** START OF MATERIAL FOR THIS EXERCISE **

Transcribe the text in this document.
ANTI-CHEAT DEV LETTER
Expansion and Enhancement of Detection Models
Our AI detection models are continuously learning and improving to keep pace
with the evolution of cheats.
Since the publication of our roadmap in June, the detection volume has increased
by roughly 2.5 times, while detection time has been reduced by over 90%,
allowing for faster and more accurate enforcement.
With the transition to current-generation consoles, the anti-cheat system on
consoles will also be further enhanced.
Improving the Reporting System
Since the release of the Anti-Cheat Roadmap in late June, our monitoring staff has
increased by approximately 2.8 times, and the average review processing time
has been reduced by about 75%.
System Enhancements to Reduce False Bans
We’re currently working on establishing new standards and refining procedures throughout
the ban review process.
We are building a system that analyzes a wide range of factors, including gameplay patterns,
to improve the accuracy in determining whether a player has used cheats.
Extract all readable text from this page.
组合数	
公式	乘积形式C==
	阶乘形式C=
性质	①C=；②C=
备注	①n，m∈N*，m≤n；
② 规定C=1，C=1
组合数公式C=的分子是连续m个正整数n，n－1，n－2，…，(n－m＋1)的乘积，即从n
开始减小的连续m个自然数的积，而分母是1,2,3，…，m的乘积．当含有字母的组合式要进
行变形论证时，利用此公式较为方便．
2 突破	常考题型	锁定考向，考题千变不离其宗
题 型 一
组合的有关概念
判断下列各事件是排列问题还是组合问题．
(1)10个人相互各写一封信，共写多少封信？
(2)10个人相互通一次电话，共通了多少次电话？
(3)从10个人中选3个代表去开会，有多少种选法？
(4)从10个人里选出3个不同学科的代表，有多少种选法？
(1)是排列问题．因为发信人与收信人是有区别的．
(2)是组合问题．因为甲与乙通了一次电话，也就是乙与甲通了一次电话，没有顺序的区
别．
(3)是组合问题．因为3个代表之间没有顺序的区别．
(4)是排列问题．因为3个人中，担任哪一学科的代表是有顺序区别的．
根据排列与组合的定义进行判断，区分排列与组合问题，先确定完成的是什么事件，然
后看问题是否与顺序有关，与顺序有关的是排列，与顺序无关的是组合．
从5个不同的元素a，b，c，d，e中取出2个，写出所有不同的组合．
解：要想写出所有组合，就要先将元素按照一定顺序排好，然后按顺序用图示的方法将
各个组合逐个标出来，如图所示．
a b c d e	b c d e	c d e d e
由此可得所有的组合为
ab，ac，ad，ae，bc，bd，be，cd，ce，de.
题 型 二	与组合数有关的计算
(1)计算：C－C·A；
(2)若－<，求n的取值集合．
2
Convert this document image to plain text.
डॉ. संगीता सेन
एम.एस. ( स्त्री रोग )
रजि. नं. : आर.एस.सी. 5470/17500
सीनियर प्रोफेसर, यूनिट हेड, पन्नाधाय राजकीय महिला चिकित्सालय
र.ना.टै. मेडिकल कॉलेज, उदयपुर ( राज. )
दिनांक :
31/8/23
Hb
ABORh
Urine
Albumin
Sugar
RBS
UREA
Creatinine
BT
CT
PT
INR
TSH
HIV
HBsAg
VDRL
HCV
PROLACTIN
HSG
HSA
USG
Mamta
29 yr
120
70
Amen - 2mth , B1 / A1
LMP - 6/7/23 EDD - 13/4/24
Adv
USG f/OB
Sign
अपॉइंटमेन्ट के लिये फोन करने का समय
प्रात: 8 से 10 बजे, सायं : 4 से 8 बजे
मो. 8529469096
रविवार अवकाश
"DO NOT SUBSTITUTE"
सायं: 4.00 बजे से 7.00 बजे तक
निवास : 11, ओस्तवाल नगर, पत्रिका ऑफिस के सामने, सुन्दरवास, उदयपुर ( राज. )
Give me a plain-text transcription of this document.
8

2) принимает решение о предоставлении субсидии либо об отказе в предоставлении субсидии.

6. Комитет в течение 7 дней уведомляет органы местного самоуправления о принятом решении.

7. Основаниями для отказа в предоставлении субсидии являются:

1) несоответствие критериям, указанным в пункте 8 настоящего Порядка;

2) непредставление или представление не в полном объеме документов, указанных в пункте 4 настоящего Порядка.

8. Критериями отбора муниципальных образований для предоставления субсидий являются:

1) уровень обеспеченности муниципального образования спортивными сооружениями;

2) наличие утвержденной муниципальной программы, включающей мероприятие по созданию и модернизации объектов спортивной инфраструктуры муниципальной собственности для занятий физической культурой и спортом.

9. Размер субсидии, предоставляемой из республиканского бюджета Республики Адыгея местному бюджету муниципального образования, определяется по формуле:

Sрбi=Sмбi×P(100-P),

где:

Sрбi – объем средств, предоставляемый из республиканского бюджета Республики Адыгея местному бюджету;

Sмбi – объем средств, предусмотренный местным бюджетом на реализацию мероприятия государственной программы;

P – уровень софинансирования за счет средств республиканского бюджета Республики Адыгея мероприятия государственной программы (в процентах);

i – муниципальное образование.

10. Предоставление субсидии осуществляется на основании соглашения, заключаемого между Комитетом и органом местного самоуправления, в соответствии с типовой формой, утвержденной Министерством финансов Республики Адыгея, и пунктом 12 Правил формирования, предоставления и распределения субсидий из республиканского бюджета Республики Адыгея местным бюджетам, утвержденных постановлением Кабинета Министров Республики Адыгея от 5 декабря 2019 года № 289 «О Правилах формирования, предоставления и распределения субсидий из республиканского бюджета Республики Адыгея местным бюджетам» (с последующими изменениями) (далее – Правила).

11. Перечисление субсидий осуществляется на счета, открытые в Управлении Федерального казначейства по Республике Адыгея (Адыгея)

** END OF MATERIAL FOR THIS EXERCISE **

* GOAL OF THE EXERCISE
Repeat the data above exactly.

* FULL ANSWER
Transcribe the text in this document.
ANTI-CHEAT DEV LETTER
Expansion and Enhancement of Detection Models
Our AI detection models are continuously learning and improving to keep pace
with the evolution of cheats.
Since the publication of our roadmap in June, the detection volume has increased
by roughly 2.5 times, while detection time has been reduced by over 90%,
allowing for faster and more accurate enforcement.
With the transition to current-generation consoles, the anti-cheat system on
consoles will also be further enhanced.
Improving the Reporting System
Since the release of the Anti-Cheat Roadmap in late June, our monitoring staff has
increased by approximately 2.8 times, and the average review processing time
has been reduced by about 75%.
System Enhancements to Reduce False Bans
We’re currently working on establishing new standards and refining procedures throughout
the ban review process.
We are building a system that analyzes a wide range of factors, including gameplay patterns,
to improve the accuracy in determining whether a player has used cheats.
Extract all readable text from this page.
组合数	
公式	乘积形式C==
	阶乘形式C=
性质	①C=；②C=
备注	①n，m∈N*，m≤n；
② 规定C=1，C=1
组合数公式C=的分子是连续m个正整数n，n－1，n－2，…，(n－m＋1)的乘积，即从n
开始减小的连续m个自然数的积，而分母是1,2,3，…，m的乘积．当含有字母的组合式要进
行变形论证时，利用此公式较为方便．
2 突破	常考题型	锁定考向，考题千变不离其宗
题 型 一
组合的有关概念
判断下列各事件是排列问题还是组合问题．
(1)10个人相互各写一封信，共写多少封信？
(2)10个人相互通一次电话，共通了多少次电话？
(3)从10个人中选3个代表去开会，有多少种选法？
(4)从10个人里选出3个不同学科的代表，有多少种选法？
(1)是排列问题．因为发信人与收信人是有区别的．
(2)是组合问题．因为甲与乙通了一次电话，也就是乙与甲通了一次电话，没有顺序的区
别．
(3)是组合问题．因为3个代表之间没有顺序的区别．
(4)是排列问题．因为3个人中，担任哪一学科的代表是有顺序区别的．
根据排列与组合的定义进行判断，区分排列与组合问题，先确定完成的是什么事件，然
后看问题是否与顺序有关，与顺序有关的是排列，与顺序无关的是组合．
从5个不同的元素a，b，c，d，e中取出2个，写出所有不同的组合．
解：要想写出所有组合，就要先将元素按照一定顺序排好，然后按顺序用图示的方法将
各个组合逐个标出来，如图所示．
a b c d e	b c d e	c d e d e
由此可得所有的组合为
ab，ac，ad，ae，bc，bd，be，cd，ce，de.
题 型 二	与组合数有关的计算
(1)计算：C－C·A；
(2)若－<，求n的取值集合．
2
Convert this document image to plain text.
डॉ. संगीता सेन
एम.एस. ( स्त्री रोग )
रजि. नं. : आर.एस.सी. 5470/17500
सीनियर प्रोफेसर, यूनिट हेड, पन्नाधाय राजकीय महिला चिकित्सालय
र.ना.टै. मेडिकल कॉलेज, उदयपुर ( राज. )
दिनांक :
31/8/23
Hb
ABORh
Urine
Albumin
Sugar
RBS
UREA
Creatinine
BT
CT
PT
INR
TSH
HIV
HBsAg
VDRL
HCV
PROLACTIN
HSG
HSA
USG
Mamta
29 yr
120
70
Amen - 2mth , B1 / A1
LMP - 6/7/23 EDD - 13/4/24
Adv
USG f/OB
Sign
अपॉइंटमेन्ट के लिये फोन करने का समय
प्रात: 8 से 10 बजे, सायं : 4 से 8 बजे
मो. 8529469096
रविवार अवकाश
"DO NOT SUBSTITUTE"
सायं: 4.00 बजे से 7.00 बजे तक
निवास : 11, ओस्तवाल नगर, पत्रिका ऑफिस के सामने, सुन्दरवास, उदयपुर ( राज. )
Give me a plain-text transcription of this document.
8

2) принимает решение о предоставлении субсидии либо об отказе в предоставлении субсидии.

6. Комитет в течение 7 дней уведомляет органы местного самоуправления о принятом решении.

7. Основаниями для отказа в предоставлении субсидии являются:

1) несоответствие критериям, указанным в пункте 8 настоящего Порядка;

2) непредставление или представление не в полном объеме документов, указанных в пункте 4 настоящего Порядка.

8. Критериями отбора муниципальных образований для предоставления субсидий являются:

1) уровень обеспеченности муниципального образования спортивными сооружениями;

2) наличие утвержденной муниципальной программы, включающей мероприятие по созданию и модернизации объектов спортивной инфраструктуры муниципальной собственности для занятий физической культурой и спортом.

9. Размер субсидии, предоставляемой из республиканского бюджета Республики Адыгея местному бюджету муниципального образования, определяется по формуле:

Sрбi=Sмбi×P(100-P),

где:

Sрбi – объем средств, предоставляемый из республиканского бюджета Республики Адыгея местному бюджету;

Sмбi – объем средств, предусмотренный местным бюджетом на реализацию мероприятия государственной программы;

P – уровень софинансирования за счет средств республиканского бюджета Республики Адыгея мероприятия государственной программы (в процентах);

i – муниципальное образование.

10. Предоставление субсидии осуществляется на основании соглашения, заключаемого между Комитетом и органом местного самоуправления, в соответствии с типовой формой, утвержденной Министерством финансов Республики Адыгея, и пунктом 12 Правил формирования, предоставления и распределения субсидий из республиканского бюджета Республики Адыгея местным бюджетам, утвержденных постановлением Кабинета Министров Республики Адыгея от 5 декабря 2019 года № 289 «О Правилах формирования, предоставления и распределения субсидий из республиканского бюджета Республики Адыгея местным бюджетам» (с последующими изменениями) (далее – Правила).

11. Перечисление субсидий осуществляется на счета, открытые в Управлении Федерального казначейства по Республике Адыгея (Адыгея)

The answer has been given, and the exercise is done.